To do.
Skip the images and copy each record exactly as written.

Entries supplied.
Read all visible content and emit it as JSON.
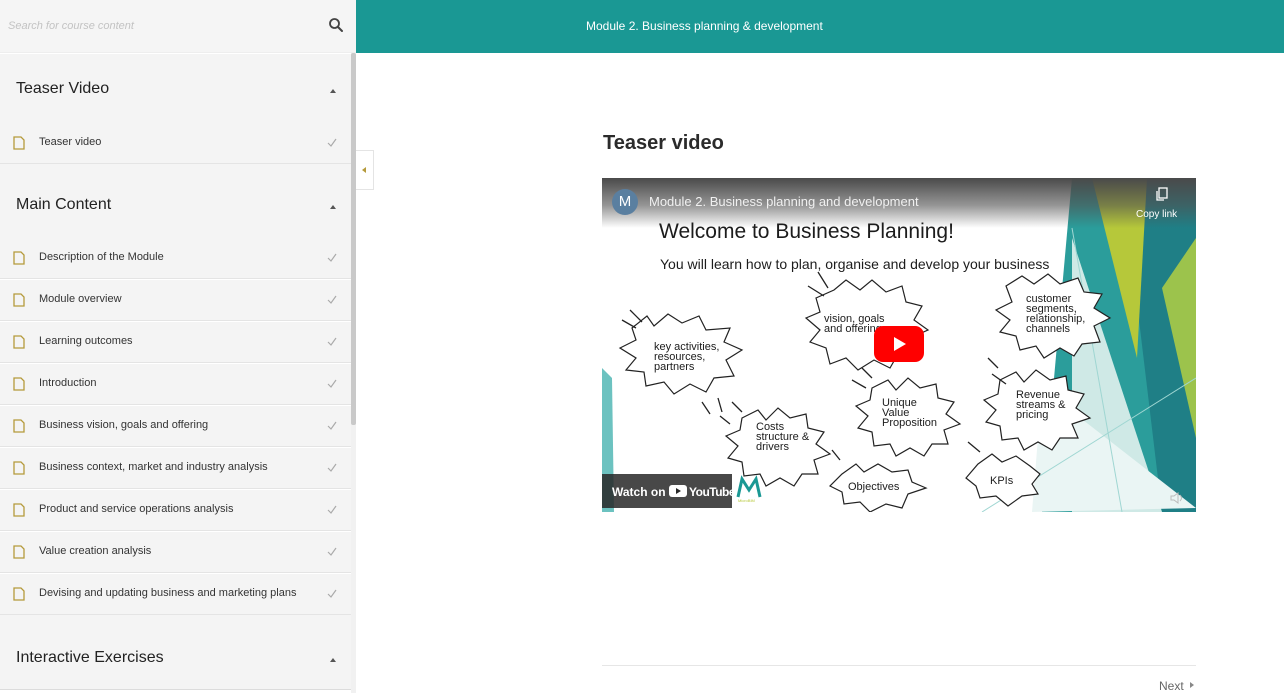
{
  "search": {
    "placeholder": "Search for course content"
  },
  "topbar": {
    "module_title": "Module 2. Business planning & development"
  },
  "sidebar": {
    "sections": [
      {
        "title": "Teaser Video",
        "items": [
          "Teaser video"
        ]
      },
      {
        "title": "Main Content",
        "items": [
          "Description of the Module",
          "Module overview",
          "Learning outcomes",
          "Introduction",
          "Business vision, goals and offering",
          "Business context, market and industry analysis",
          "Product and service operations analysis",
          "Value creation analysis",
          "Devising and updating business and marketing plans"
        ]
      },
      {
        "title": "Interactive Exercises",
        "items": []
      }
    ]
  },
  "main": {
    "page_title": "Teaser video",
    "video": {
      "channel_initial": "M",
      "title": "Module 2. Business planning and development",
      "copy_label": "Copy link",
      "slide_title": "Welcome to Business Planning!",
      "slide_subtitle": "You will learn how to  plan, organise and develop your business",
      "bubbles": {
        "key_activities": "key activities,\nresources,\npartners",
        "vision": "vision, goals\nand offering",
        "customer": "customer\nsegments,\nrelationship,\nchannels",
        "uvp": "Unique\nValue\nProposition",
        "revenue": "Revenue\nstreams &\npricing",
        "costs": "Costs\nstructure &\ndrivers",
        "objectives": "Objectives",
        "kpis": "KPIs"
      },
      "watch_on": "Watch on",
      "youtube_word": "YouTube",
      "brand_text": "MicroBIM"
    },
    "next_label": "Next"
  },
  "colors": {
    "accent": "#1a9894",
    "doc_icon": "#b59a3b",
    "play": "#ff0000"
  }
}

Solution.
Read all visible content and emit it as JSON.
{
  "search": {
    "placeholder": "Search for course content"
  },
  "topbar": {
    "module_title": "Module 2. Business planning & development"
  },
  "sidebar": {
    "sections": [
      {
        "title": "Teaser Video",
        "items": [
          "Teaser video"
        ]
      },
      {
        "title": "Main Content",
        "items": [
          "Description of the Module",
          "Module overview",
          "Learning outcomes",
          "Introduction",
          "Business vision, goals and offering",
          "Business context, market and industry analysis",
          "Product and service operations analysis",
          "Value creation analysis",
          "Devising and updating business and marketing plans"
        ]
      },
      {
        "title": "Interactive Exercises",
        "items": []
      }
    ]
  },
  "main": {
    "page_title": "Teaser video",
    "video": {
      "channel_initial": "M",
      "title": "Module 2. Business planning and development",
      "copy_label": "Copy link",
      "slide_title": "Welcome to Business Planning!",
      "slide_subtitle": "You will learn how to  plan, organise and develop your business",
      "bubbles": {
        "key_activities": "key activities,\nresources,\npartners",
        "vision": "vision, goals\nand offering",
        "customer": "customer\nsegments,\nrelationship,\nchannels",
        "uvp": "Unique\nValue\nProposition",
        "revenue": "Revenue\nstreams &\npricing",
        "costs": "Costs\nstructure &\ndrivers",
        "objectives": "Objectives",
        "kpis": "KPIs"
      },
      "watch_on": "Watch on",
      "youtube_word": "YouTube",
      "brand_text": "MicroBIM"
    },
    "next_label": "Next"
  },
  "colors": {
    "accent": "#1a9894",
    "doc_icon": "#b59a3b",
    "play": "#ff0000"
  }
}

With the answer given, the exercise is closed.